======== RAW DATA

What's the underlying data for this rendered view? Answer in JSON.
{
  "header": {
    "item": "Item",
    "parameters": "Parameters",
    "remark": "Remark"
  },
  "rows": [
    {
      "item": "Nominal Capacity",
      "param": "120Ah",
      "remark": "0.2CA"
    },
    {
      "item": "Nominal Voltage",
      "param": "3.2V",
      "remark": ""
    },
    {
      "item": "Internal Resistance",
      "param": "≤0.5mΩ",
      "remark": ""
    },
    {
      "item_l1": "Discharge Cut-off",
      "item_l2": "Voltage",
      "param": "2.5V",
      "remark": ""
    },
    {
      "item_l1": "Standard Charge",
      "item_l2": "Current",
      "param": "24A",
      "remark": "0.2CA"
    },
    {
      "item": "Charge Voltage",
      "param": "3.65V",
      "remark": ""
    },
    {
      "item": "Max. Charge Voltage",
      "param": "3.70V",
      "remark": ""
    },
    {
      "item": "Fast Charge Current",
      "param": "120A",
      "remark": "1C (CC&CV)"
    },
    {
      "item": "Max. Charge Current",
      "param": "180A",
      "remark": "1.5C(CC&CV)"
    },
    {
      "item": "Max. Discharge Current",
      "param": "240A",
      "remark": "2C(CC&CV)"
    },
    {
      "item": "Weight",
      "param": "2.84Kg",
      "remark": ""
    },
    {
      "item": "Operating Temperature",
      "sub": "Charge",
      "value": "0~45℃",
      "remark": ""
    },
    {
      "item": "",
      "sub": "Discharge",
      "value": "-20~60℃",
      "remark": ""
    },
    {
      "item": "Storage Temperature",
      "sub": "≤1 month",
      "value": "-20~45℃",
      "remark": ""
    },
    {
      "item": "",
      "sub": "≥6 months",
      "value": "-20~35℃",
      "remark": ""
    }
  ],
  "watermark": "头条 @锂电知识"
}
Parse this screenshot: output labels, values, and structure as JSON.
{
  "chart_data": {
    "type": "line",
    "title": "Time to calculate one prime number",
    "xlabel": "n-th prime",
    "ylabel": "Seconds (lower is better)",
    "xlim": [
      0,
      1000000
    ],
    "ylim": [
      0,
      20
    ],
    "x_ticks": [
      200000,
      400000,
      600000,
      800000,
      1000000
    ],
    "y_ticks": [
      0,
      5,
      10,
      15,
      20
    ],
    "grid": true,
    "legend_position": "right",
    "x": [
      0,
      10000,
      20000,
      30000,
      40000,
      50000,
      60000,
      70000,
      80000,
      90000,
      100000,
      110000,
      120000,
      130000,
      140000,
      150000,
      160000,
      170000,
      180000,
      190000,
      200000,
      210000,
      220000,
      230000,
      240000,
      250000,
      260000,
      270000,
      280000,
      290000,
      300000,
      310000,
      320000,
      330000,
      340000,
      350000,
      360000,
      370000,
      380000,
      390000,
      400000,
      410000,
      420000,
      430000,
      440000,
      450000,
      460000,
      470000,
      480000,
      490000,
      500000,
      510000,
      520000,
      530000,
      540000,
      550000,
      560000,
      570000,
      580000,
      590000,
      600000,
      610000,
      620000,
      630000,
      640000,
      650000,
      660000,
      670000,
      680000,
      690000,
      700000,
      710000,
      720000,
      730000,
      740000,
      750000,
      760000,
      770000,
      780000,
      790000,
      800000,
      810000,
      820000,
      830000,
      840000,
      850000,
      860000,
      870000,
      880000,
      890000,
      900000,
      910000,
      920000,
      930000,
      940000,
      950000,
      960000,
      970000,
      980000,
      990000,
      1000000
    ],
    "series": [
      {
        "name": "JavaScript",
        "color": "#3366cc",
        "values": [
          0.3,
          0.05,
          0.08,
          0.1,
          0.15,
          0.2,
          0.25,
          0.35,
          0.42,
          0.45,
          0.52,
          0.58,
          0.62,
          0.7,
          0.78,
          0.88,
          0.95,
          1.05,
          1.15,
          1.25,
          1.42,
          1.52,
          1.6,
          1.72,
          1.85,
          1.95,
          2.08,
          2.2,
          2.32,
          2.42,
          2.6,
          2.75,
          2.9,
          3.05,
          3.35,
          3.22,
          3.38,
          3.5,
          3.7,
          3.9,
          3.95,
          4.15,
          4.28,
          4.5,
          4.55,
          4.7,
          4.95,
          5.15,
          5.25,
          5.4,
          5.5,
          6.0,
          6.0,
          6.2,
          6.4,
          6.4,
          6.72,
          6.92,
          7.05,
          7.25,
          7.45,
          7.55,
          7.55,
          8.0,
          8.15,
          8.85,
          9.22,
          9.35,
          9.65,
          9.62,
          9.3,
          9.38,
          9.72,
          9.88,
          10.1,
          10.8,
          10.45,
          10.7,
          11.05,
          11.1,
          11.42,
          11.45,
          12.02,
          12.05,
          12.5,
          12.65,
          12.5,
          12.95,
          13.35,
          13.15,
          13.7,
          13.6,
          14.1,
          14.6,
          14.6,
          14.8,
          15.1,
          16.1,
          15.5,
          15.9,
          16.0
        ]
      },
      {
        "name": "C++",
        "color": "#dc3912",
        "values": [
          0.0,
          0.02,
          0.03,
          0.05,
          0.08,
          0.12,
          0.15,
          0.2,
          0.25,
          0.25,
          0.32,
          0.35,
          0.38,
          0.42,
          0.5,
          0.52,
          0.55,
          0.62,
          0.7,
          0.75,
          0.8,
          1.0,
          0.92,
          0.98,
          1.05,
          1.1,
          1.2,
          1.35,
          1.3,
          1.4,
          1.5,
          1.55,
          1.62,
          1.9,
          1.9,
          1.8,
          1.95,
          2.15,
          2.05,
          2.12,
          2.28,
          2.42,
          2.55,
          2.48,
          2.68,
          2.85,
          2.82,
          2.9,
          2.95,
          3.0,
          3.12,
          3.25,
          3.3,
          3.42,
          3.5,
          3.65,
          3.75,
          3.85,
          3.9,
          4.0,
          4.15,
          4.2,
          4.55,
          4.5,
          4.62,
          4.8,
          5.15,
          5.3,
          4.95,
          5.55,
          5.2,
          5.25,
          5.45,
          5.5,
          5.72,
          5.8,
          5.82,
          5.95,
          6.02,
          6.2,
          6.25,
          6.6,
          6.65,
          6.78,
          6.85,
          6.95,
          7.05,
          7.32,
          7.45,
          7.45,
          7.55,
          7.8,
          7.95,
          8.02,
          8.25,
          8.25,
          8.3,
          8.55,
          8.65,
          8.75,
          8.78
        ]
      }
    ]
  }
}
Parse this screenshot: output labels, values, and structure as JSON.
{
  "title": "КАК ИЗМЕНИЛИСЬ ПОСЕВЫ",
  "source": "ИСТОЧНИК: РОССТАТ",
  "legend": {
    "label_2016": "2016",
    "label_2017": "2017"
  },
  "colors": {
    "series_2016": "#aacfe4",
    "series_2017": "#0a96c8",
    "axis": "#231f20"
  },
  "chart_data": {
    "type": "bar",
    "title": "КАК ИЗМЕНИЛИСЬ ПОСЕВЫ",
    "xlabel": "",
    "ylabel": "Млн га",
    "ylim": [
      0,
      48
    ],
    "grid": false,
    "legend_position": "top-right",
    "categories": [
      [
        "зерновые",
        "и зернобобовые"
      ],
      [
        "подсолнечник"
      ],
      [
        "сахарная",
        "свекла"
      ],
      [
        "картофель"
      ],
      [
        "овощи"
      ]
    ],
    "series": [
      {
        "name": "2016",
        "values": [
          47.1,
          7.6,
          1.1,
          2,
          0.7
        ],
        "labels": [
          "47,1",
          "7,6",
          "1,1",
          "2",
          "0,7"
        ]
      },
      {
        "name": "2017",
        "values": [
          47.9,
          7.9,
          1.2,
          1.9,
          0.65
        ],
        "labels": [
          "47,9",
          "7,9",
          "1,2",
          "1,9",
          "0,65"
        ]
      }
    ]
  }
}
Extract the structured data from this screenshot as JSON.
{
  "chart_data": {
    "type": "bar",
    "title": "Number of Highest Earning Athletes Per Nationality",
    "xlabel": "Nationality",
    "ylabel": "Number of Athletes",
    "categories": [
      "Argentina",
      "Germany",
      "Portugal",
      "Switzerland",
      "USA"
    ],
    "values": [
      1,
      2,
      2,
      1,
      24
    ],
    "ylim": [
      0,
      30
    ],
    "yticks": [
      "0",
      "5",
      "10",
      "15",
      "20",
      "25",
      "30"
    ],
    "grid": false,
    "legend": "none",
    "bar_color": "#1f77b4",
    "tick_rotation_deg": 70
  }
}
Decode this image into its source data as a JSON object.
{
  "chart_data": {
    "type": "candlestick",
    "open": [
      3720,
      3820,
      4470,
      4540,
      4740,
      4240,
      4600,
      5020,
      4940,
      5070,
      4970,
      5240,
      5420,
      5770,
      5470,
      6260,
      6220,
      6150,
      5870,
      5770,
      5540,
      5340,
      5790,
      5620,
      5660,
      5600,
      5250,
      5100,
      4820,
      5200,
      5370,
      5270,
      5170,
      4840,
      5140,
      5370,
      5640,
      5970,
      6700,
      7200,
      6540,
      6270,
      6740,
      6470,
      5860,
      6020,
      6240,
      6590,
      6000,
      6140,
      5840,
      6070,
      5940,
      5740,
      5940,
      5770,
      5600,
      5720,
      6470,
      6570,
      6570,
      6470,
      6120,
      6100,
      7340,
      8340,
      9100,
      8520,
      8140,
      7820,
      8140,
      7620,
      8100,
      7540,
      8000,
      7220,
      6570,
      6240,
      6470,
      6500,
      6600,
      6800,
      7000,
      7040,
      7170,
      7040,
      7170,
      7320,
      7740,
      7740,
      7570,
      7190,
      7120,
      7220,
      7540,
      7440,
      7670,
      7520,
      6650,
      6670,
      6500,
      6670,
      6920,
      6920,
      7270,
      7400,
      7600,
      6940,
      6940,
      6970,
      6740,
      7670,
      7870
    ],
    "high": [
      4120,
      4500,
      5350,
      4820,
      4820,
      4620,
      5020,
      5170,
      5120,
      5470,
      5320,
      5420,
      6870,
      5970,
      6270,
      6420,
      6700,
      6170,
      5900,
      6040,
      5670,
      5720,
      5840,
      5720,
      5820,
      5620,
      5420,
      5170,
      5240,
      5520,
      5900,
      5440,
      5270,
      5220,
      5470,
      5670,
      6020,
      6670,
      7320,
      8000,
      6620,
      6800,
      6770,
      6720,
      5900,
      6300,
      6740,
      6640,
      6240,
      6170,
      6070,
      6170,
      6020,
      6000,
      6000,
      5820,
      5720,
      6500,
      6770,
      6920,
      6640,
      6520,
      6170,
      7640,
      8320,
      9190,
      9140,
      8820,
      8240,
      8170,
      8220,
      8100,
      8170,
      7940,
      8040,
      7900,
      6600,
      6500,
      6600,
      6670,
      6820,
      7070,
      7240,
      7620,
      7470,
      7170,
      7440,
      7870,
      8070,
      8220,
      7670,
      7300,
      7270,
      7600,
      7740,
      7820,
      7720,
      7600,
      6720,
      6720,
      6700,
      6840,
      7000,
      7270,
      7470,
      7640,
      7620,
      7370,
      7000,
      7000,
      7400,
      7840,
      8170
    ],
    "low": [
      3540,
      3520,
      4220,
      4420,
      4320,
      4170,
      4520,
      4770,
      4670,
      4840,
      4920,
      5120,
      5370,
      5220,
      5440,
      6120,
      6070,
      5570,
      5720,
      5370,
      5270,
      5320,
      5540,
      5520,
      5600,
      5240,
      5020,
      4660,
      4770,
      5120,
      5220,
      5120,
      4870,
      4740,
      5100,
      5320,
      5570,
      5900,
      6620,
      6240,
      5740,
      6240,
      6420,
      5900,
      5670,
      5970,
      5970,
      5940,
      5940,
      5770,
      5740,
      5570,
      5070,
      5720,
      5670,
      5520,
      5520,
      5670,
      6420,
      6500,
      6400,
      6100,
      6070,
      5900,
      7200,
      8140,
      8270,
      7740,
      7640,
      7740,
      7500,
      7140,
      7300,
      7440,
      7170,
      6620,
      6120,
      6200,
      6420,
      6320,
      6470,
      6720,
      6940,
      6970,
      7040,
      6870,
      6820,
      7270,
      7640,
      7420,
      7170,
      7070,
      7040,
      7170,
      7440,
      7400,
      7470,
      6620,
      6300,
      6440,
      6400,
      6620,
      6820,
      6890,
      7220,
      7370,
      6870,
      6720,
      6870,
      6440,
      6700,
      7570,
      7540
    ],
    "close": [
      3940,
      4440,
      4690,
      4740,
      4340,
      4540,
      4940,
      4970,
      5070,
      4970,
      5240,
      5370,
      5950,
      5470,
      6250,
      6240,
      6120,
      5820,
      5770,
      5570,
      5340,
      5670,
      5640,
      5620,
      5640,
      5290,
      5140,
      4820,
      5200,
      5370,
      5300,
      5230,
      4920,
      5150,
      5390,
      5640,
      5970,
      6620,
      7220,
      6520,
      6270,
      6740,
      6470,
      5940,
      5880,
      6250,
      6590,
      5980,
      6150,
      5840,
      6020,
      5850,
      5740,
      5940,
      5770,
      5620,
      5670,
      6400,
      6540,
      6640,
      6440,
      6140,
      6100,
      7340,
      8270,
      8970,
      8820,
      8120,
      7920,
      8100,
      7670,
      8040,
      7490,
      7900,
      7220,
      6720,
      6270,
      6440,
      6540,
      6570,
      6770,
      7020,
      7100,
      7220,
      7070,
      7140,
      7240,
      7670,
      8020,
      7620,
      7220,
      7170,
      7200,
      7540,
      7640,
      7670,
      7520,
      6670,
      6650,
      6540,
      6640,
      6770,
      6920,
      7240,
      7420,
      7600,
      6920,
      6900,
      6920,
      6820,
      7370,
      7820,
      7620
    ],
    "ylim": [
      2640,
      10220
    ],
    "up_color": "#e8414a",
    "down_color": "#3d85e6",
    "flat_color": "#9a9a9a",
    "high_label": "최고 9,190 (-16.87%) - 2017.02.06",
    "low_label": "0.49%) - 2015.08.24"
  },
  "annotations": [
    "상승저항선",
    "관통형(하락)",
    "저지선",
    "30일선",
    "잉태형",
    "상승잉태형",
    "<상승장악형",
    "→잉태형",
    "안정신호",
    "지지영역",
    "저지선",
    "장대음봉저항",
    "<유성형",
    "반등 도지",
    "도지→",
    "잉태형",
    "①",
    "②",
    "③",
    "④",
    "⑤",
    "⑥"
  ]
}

================

Provide the number of lines in the entries that include "Current", and no other text.

● EXERCISE RESULT
4